____ DATA SHOWN
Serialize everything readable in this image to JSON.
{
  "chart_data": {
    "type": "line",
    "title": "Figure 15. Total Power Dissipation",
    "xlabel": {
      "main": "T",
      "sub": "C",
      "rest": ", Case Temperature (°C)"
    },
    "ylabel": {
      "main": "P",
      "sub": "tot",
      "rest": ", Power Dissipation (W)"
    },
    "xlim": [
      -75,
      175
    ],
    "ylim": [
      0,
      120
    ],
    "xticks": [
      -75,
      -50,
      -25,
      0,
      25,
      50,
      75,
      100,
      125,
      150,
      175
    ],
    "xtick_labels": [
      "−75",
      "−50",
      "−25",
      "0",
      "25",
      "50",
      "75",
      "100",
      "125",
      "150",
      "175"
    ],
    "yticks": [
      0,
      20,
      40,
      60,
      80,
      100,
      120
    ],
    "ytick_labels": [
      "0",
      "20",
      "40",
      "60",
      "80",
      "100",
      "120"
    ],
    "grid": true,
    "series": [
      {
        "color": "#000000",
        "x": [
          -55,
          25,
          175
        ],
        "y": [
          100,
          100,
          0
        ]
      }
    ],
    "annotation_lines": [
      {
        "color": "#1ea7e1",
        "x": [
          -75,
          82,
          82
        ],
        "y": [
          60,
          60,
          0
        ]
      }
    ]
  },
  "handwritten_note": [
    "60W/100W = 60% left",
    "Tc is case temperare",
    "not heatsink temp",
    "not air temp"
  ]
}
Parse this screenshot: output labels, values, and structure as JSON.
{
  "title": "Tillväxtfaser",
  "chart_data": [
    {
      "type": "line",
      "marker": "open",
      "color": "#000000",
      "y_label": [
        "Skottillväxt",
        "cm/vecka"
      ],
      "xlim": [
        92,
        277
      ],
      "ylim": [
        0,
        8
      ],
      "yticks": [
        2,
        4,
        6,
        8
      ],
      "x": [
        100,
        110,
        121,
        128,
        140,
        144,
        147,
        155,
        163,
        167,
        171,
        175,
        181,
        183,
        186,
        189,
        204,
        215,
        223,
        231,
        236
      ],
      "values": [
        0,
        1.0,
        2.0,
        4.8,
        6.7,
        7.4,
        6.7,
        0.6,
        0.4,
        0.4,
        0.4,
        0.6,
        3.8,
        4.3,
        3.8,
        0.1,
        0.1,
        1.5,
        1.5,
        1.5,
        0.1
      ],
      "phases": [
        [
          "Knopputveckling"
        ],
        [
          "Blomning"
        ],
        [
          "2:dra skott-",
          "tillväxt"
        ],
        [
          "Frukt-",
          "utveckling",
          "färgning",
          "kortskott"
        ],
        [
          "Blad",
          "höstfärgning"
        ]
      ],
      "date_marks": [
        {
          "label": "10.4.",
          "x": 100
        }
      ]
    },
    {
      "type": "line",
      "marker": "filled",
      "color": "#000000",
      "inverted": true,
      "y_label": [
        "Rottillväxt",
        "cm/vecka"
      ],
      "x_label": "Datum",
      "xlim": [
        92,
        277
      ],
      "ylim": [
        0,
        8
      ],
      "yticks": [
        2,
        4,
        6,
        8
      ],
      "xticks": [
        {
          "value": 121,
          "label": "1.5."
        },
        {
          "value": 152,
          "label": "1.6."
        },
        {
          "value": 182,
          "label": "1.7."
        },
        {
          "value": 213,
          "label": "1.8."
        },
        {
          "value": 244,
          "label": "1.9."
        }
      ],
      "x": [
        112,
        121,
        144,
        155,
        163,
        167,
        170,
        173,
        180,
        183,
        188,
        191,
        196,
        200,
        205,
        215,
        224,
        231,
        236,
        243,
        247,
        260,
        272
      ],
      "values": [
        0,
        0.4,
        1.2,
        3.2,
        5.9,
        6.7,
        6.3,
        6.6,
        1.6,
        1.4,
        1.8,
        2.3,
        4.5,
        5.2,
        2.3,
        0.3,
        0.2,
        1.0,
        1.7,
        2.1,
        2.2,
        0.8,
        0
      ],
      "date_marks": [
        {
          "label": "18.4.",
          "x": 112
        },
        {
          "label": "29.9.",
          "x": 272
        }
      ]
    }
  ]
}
________
### REQUIRED WORK
Filter the records for lines holding the string "this". Copy each one.

### FULL OUTPUT
Serialize everything readable in this image to JSON.
Parse this screenshot: output labels, values, and structure as JSON.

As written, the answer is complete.